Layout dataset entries
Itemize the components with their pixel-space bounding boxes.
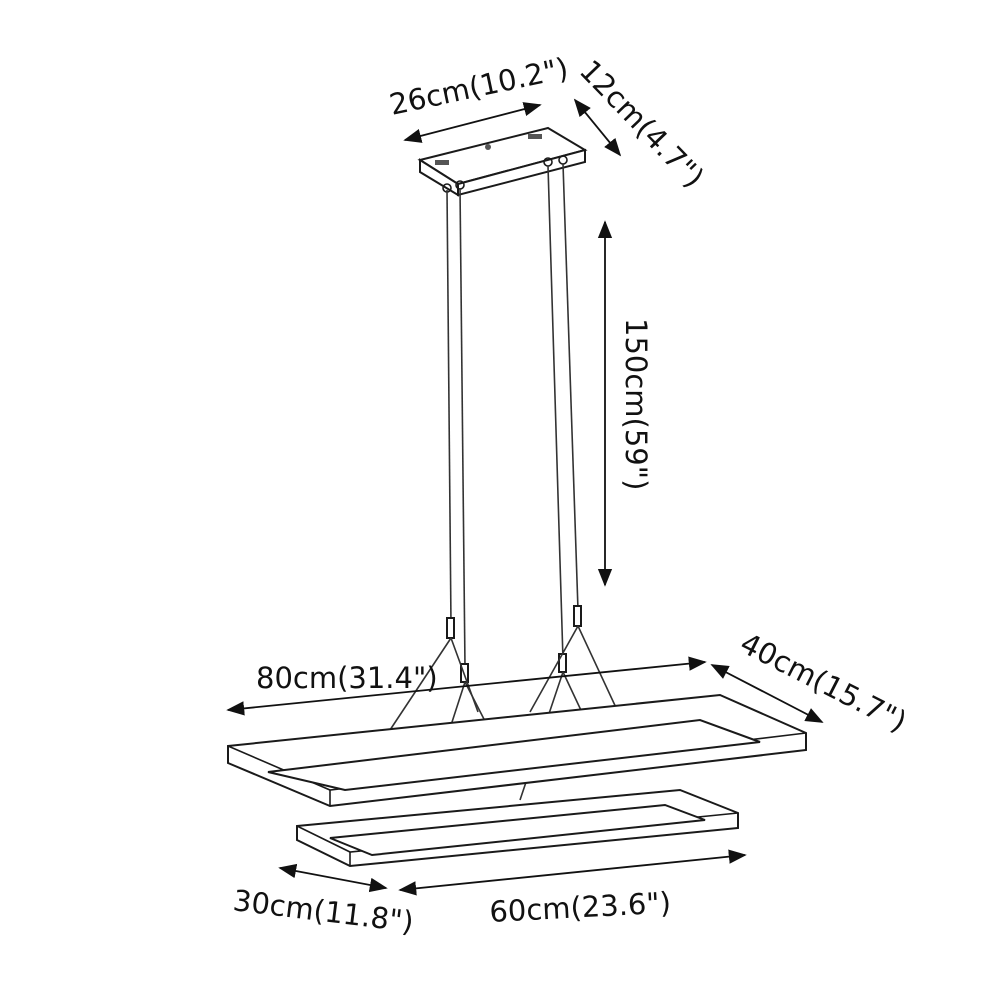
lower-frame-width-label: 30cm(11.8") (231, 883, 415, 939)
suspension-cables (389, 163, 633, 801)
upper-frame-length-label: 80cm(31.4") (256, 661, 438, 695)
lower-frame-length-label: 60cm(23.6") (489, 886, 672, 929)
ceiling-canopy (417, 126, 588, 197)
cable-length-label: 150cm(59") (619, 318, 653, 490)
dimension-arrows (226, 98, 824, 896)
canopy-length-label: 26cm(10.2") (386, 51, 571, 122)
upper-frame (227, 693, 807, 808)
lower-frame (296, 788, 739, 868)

Exercise goal:
Reproduce all of the lines above verbatim, omitting the picture.

Expected output:
Itemize the components with their pixel-space bounding boxes.
lower-frame-width-label: 30cm(11.8") (231, 883, 415, 939)
suspension-cables (389, 163, 633, 801)
upper-frame-length-label: 80cm(31.4") (256, 661, 438, 695)
lower-frame-length-label: 60cm(23.6") (489, 886, 672, 929)
ceiling-canopy (417, 126, 588, 197)
cable-length-label: 150cm(59") (619, 318, 653, 490)
dimension-arrows (226, 98, 824, 896)
canopy-length-label: 26cm(10.2") (386, 51, 571, 122)
upper-frame (227, 693, 807, 808)
lower-frame (296, 788, 739, 868)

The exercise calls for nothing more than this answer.